Extract every line below, verbatim.

------

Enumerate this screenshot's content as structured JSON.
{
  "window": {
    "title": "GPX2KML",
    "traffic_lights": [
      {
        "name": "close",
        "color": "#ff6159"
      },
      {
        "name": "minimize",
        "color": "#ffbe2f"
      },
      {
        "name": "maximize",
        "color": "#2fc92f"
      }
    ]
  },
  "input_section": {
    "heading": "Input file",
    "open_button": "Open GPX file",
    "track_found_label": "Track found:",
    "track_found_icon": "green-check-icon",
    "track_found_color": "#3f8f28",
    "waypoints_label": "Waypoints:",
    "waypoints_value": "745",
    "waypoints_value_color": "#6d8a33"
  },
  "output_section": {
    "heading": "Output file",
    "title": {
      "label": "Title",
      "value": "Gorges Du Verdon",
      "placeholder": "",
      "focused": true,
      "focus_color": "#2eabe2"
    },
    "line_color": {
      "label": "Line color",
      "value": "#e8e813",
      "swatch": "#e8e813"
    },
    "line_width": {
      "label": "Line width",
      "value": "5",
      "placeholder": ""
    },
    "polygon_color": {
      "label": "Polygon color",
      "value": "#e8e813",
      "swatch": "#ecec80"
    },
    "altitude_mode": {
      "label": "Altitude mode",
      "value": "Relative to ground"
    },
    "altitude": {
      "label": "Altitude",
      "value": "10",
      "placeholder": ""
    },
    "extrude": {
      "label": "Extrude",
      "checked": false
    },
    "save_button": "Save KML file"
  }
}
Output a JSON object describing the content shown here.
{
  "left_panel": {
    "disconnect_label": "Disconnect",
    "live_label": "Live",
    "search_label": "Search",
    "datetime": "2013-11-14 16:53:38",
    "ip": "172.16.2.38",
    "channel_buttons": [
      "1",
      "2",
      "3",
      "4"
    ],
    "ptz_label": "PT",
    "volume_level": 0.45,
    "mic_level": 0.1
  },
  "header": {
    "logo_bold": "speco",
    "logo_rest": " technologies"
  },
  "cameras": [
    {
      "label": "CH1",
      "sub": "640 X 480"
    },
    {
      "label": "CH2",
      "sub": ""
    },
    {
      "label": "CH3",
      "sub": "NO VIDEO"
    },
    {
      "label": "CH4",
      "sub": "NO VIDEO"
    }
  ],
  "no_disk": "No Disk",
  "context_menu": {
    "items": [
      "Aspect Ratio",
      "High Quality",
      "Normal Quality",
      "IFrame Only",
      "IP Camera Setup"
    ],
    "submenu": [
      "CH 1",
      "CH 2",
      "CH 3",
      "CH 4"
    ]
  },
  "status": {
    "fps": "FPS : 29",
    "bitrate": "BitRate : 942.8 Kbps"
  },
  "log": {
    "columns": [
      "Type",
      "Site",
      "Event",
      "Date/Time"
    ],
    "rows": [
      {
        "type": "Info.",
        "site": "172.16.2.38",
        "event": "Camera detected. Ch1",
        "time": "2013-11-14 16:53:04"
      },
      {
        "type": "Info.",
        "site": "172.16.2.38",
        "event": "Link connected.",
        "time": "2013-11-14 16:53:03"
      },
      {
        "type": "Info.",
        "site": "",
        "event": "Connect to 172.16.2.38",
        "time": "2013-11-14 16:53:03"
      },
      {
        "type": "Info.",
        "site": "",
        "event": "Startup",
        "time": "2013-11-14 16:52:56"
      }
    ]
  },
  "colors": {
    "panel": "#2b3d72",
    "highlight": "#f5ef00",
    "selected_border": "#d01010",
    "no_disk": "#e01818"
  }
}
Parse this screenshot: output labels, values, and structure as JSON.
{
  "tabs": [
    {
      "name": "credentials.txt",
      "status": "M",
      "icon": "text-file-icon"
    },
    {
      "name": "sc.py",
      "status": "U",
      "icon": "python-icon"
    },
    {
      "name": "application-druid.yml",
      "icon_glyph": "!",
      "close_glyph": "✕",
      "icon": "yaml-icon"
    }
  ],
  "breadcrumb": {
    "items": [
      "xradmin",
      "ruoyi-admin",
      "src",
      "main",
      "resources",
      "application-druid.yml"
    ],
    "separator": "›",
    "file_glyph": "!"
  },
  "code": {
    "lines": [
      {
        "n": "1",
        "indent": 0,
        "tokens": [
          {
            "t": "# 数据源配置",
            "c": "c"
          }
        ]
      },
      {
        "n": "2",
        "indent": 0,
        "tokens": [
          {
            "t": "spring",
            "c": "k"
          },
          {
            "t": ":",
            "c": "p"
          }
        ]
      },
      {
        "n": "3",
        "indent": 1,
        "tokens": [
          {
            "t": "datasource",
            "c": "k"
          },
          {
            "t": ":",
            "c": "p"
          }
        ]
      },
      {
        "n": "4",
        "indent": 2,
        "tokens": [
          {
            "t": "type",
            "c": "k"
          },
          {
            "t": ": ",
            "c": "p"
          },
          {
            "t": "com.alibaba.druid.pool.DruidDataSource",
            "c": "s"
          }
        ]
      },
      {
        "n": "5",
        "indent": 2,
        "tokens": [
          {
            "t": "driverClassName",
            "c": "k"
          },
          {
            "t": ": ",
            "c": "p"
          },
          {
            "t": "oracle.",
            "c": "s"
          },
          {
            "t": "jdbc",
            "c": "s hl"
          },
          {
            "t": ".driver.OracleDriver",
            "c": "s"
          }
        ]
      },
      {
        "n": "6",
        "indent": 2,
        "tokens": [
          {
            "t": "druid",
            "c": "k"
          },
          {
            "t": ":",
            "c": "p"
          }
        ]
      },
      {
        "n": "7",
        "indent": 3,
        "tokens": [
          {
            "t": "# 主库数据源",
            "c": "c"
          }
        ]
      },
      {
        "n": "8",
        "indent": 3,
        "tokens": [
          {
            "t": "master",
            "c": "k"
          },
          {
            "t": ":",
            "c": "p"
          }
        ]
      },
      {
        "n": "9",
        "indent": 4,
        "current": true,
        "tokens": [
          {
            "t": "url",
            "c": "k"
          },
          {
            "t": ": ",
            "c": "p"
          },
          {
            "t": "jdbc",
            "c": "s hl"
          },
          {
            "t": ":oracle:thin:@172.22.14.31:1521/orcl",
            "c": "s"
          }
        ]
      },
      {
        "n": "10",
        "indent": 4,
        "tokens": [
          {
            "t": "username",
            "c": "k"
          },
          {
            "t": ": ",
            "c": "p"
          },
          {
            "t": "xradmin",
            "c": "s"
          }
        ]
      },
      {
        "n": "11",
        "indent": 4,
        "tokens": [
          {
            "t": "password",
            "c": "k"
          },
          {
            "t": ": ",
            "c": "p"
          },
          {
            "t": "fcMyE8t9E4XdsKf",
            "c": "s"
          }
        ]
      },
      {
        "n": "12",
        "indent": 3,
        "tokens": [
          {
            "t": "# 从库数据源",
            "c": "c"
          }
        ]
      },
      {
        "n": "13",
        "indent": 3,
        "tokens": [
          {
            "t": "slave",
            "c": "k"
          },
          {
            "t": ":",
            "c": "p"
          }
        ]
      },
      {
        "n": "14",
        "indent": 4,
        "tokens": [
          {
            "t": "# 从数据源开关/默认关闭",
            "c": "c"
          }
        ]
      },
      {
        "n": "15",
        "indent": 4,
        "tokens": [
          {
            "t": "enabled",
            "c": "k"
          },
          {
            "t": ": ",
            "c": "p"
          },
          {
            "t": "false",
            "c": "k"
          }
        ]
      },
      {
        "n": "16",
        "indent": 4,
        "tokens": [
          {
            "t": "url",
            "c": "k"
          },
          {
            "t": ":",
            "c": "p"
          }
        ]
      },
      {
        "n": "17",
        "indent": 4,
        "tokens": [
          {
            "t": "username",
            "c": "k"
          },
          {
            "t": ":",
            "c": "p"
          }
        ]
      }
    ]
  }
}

------

◆ Solution to this task:
Enumerate this screenshot's content as structured JSON.
{
  "window": {
    "title": "GPX2KML",
    "traffic_lights": [
      {
        "name": "close",
        "color": "#ff6159"
      },
      {
        "name": "minimize",
        "color": "#ffbe2f"
      },
      {
        "name": "maximize",
        "color": "#2fc92f"
      }
    ]
  },
  "input_section": {
    "heading": "Input file",
    "open_button": "Open GPX file",
    "track_found_label": "Track found:",
    "track_found_icon": "green-check-icon",
    "track_found_color": "#3f8f28",
    "waypoints_label": "Waypoints:",
    "waypoints_value": "745",
    "waypoints_value_color": "#6d8a33"
  },
  "output_section": {
    "heading": "Output file",
    "title": {
      "label": "Title",
      "value": "Gorges Du Verdon",
      "placeholder": "",
      "focused": true,
      "focus_color": "#2eabe2"
    },
    "line_color": {
      "label": "Line color",
      "value": "#e8e813",
      "swatch": "#e8e813"
    },
    "line_width": {
      "label": "Line width",
      "value": "5",
      "placeholder": ""
    },
    "polygon_color": {
      "label": "Polygon color",
      "value": "#e8e813",
      "swatch": "#ecec80"
    },
    "altitude_mode": {
      "label": "Altitude mode",
      "value": "Relative to ground"
    },
    "altitude": {
      "label": "Altitude",
      "value": "10",
      "placeholder": ""
    },
    "extrude": {
      "label": "Extrude",
      "checked": false
    },
    "save_button": "Save KML file"
  }
}
Output a JSON object describing the content shown here.
{
  "left_panel": {
    "disconnect_label": "Disconnect",
    "live_label": "Live",
    "search_label": "Search",
    "datetime": "2013-11-14 16:53:38",
    "ip": "172.16.2.38",
    "channel_buttons": [
      "1",
      "2",
      "3",
      "4"
    ],
    "ptz_label": "PT",
    "volume_level": 0.45,
    "mic_level": 0.1
  },
  "header": {
    "logo_bold": "speco",
    "logo_rest": " technologies"
  },
  "cameras": [
    {
      "label": "CH1",
      "sub": "640 X 480"
    },
    {
      "label": "CH2",
      "sub": ""
    },
    {
      "label": "CH3",
      "sub": "NO VIDEO"
    },
    {
      "label": "CH4",
      "sub": "NO VIDEO"
    }
  ],
  "no_disk": "No Disk",
  "context_menu": {
    "items": [
      "Aspect Ratio",
      "High Quality",
      "Normal Quality",
      "IFrame Only",
      "IP Camera Setup"
    ],
    "submenu": [
      "CH 1",
      "CH 2",
      "CH 3",
      "CH 4"
    ]
  },
  "status": {
    "fps": "FPS : 29",
    "bitrate": "BitRate : 942.8 Kbps"
  },
  "log": {
    "columns": [
      "Type",
      "Site",
      "Event",
      "Date/Time"
    ],
    "rows": [
      {
        "type": "Info.",
        "site": "172.16.2.38",
        "event": "Camera detected. Ch1",
        "time": "2013-11-14 16:53:04"
      },
      {
        "type": "Info.",
        "site": "172.16.2.38",
        "event": "Link connected.",
        "time": "2013-11-14 16:53:03"
      },
      {
        "type": "Info.",
        "site": "",
        "event": "Connect to 172.16.2.38",
        "time": "2013-11-14 16:53:03"
      },
      {
        "type": "Info.",
        "site": "",
        "event": "Startup",
        "time": "2013-11-14 16:52:56"
      }
    ]
  },
  "colors": {
    "panel": "#2b3d72",
    "highlight": "#f5ef00",
    "selected_border": "#d01010",
    "no_disk": "#e01818"
  }
}
Parse this screenshot: output labels, values, and structure as JSON.
{
  "tabs": [
    {
      "name": "credentials.txt",
      "status": "M",
      "icon": "text-file-icon"
    },
    {
      "name": "sc.py",
      "status": "U",
      "icon": "python-icon"
    },
    {
      "name": "application-druid.yml",
      "icon_glyph": "!",
      "close_glyph": "✕",
      "icon": "yaml-icon"
    }
  ],
  "breadcrumb": {
    "items": [
      "xradmin",
      "ruoyi-admin",
      "src",
      "main",
      "resources",
      "application-druid.yml"
    ],
    "separator": "›",
    "file_glyph": "!"
  },
  "code": {
    "lines": [
      {
        "n": "1",
        "indent": 0,
        "tokens": [
          {
            "t": "# 数据源配置",
            "c": "c"
          }
        ]
      },
      {
        "n": "2",
        "indent": 0,
        "tokens": [
          {
            "t": "spring",
            "c": "k"
          },
          {
            "t": ":",
            "c": "p"
          }
        ]
      },
      {
        "n": "3",
        "indent": 1,
        "tokens": [
          {
            "t": "datasource",
            "c": "k"
          },
          {
            "t": ":",
            "c": "p"
          }
        ]
      },
      {
        "n": "4",
        "indent": 2,
        "tokens": [
          {
            "t": "type",
            "c": "k"
          },
          {
            "t": ": ",
            "c": "p"
          },
          {
            "t": "com.alibaba.druid.pool.DruidDataSource",
            "c": "s"
          }
        ]
      },
      {
        "n": "5",
        "indent": 2,
        "tokens": [
          {
            "t": "driverClassName",
            "c": "k"
          },
          {
            "t": ": ",
            "c": "p"
          },
          {
            "t": "oracle.",
            "c": "s"
          },
          {
            "t": "jdbc",
            "c": "s hl"
          },
          {
            "t": ".driver.OracleDriver",
            "c": "s"
          }
        ]
      },
      {
        "n": "6",
        "indent": 2,
        "tokens": [
          {
            "t": "druid",
            "c": "k"
          },
          {
            "t": ":",
            "c": "p"
          }
        ]
      },
      {
        "n": "7",
        "indent": 3,
        "tokens": [
          {
            "t": "# 主库数据源",
            "c": "c"
          }
        ]
      },
      {
        "n": "8",
        "indent": 3,
        "tokens": [
          {
            "t": "master",
            "c": "k"
          },
          {
            "t": ":",
            "c": "p"
          }
        ]
      },
      {
        "n": "9",
        "indent": 4,
        "current": true,
        "tokens": [
          {
            "t": "url",
            "c": "k"
          },
          {
            "t": ": ",
            "c": "p"
          },
          {
            "t": "jdbc",
            "c": "s hl"
          },
          {
            "t": ":oracle:thin:@172.22.14.31:1521/orcl",
            "c": "s"
          }
        ]
      },
      {
        "n": "10",
        "indent": 4,
        "tokens": [
          {
            "t": "username",
            "c": "k"
          },
          {
            "t": ": ",
            "c": "p"
          },
          {
            "t": "xradmin",
            "c": "s"
          }
        ]
      },
      {
        "n": "11",
        "indent": 4,
        "tokens": [
          {
            "t": "password",
            "c": "k"
          },
          {
            "t": ": ",
            "c": "p"
          },
          {
            "t": "fcMyE8t9E4XdsKf",
            "c": "s"
          }
        ]
      },
      {
        "n": "12",
        "indent": 3,
        "tokens": [
          {
            "t": "# 从库数据源",
            "c": "c"
          }
        ]
      },
      {
        "n": "13",
        "indent": 3,
        "tokens": [
          {
            "t": "slave",
            "c": "k"
          },
          {
            "t": ":",
            "c": "p"
          }
        ]
      },
      {
        "n": "14",
        "indent": 4,
        "tokens": [
          {
            "t": "# 从数据源开关/默认关闭",
            "c": "c"
          }
        ]
      },
      {
        "n": "15",
        "indent": 4,
        "tokens": [
          {
            "t": "enabled",
            "c": "k"
          },
          {
            "t": ": ",
            "c": "p"
          },
          {
            "t": "false",
            "c": "k"
          }
        ]
      },
      {
        "n": "16",
        "indent": 4,
        "tokens": [
          {
            "t": "url",
            "c": "k"
          },
          {
            "t": ":",
            "c": "p"
          }
        ]
      },
      {
        "n": "17",
        "indent": 4,
        "tokens": [
          {
            "t": "username",
            "c": "k"
          },
          {
            "t": ":",
            "c": "p"
          }
        ]
      }
    ]
  }
}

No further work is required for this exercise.